Omit images. Retype all entries verbatim.

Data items

--

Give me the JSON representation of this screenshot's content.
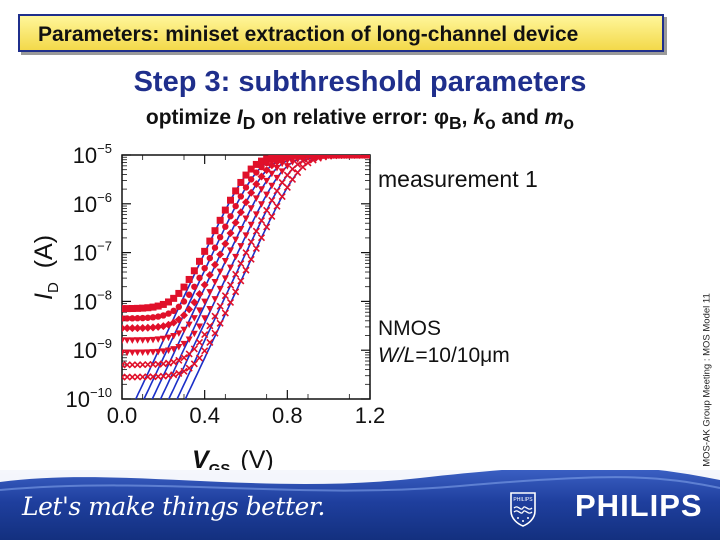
{
  "header": {
    "title": "Parameters: miniset extraction of long-channel device"
  },
  "slide": {
    "title": "Step 3: subthreshold parameters",
    "subtitle_prefix": "optimize ",
    "subtitle_I": "I",
    "subtitle_D": "D",
    "subtitle_mid": " on relative error: ",
    "subtitle_phi": "φ",
    "subtitle_B": "B",
    "subtitle_sep1": ", ",
    "subtitle_k": "k",
    "subtitle_ko": "o",
    "subtitle_and": " and ",
    "subtitle_m": "m",
    "subtitle_mo": "o"
  },
  "side_label": "MOS-AK Group Meeting : MOS Model 11",
  "footer": {
    "slogan": "Let's make things better.",
    "brand": "PHILIPS",
    "shield_text": "PHILIPS"
  },
  "chart_data": {
    "type": "scatter",
    "xlabel": {
      "main": "V",
      "sub": "GS",
      "unit": "(V)"
    },
    "ylabel": {
      "main": "I",
      "sub": "D",
      "unit": "(A)"
    },
    "xlim": [
      0.0,
      1.2
    ],
    "ylim_log10": [
      -10,
      -5
    ],
    "x_ticks": [
      "0.0",
      "0.4",
      "0.8",
      "1.2"
    ],
    "y_ticks": [
      {
        "base": "10",
        "exp": "−5"
      },
      {
        "base": "10",
        "exp": "−6"
      },
      {
        "base": "10",
        "exp": "−7"
      },
      {
        "base": "10",
        "exp": "−8"
      },
      {
        "base": "10",
        "exp": "−9"
      },
      {
        "base": "10",
        "exp": "−10"
      }
    ],
    "annotation_measurement": "measurement 1",
    "annotation_device_line1": "NMOS",
    "annotation_device_line2_prefix": "W/L",
    "annotation_device_line2_value": "=10/10",
    "annotation_device_line2_unit": "μm",
    "model_color": "#1b2fc8",
    "measured_color": "#e0102a",
    "series": [
      {
        "vth_shift": 0.0,
        "floor": -8.15,
        "marker": "square"
      },
      {
        "vth_shift": 0.04,
        "floor": -8.35,
        "marker": "circle"
      },
      {
        "vth_shift": 0.08,
        "floor": -8.55,
        "marker": "diamond"
      },
      {
        "vth_shift": 0.12,
        "floor": -8.8,
        "marker": "triangle"
      },
      {
        "vth_shift": 0.16,
        "floor": -9.05,
        "marker": "triangle"
      },
      {
        "vth_shift": 0.2,
        "floor": -9.3,
        "marker": "cross"
      },
      {
        "vth_shift": 0.24,
        "floor": -9.55,
        "marker": "cross"
      }
    ]
  }
}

--

Response to the task -
Give me the JSON representation of this screenshot's content.
{
  "header": {
    "title": "Parameters: miniset extraction of long-channel device"
  },
  "slide": {
    "title": "Step 3: subthreshold parameters",
    "subtitle_prefix": "optimize ",
    "subtitle_I": "I",
    "subtitle_D": "D",
    "subtitle_mid": " on relative error: ",
    "subtitle_phi": "φ",
    "subtitle_B": "B",
    "subtitle_sep1": ", ",
    "subtitle_k": "k",
    "subtitle_ko": "o",
    "subtitle_and": " and ",
    "subtitle_m": "m",
    "subtitle_mo": "o"
  },
  "side_label": "MOS-AK Group Meeting : MOS Model 11",
  "footer": {
    "slogan": "Let's make things better.",
    "brand": "PHILIPS",
    "shield_text": "PHILIPS"
  },
  "chart_data": {
    "type": "scatter",
    "xlabel": {
      "main": "V",
      "sub": "GS",
      "unit": "(V)"
    },
    "ylabel": {
      "main": "I",
      "sub": "D",
      "unit": "(A)"
    },
    "xlim": [
      0.0,
      1.2
    ],
    "ylim_log10": [
      -10,
      -5
    ],
    "x_ticks": [
      "0.0",
      "0.4",
      "0.8",
      "1.2"
    ],
    "y_ticks": [
      {
        "base": "10",
        "exp": "−5"
      },
      {
        "base": "10",
        "exp": "−6"
      },
      {
        "base": "10",
        "exp": "−7"
      },
      {
        "base": "10",
        "exp": "−8"
      },
      {
        "base": "10",
        "exp": "−9"
      },
      {
        "base": "10",
        "exp": "−10"
      }
    ],
    "annotation_measurement": "measurement 1",
    "annotation_device_line1": "NMOS",
    "annotation_device_line2_prefix": "W/L",
    "annotation_device_line2_value": "=10/10",
    "annotation_device_line2_unit": "μm",
    "model_color": "#1b2fc8",
    "measured_color": "#e0102a",
    "series": [
      {
        "vth_shift": 0.0,
        "floor": -8.15,
        "marker": "square"
      },
      {
        "vth_shift": 0.04,
        "floor": -8.35,
        "marker": "circle"
      },
      {
        "vth_shift": 0.08,
        "floor": -8.55,
        "marker": "diamond"
      },
      {
        "vth_shift": 0.12,
        "floor": -8.8,
        "marker": "triangle"
      },
      {
        "vth_shift": 0.16,
        "floor": -9.05,
        "marker": "triangle"
      },
      {
        "vth_shift": 0.2,
        "floor": -9.3,
        "marker": "cross"
      },
      {
        "vth_shift": 0.24,
        "floor": -9.55,
        "marker": "cross"
      }
    ]
  }
}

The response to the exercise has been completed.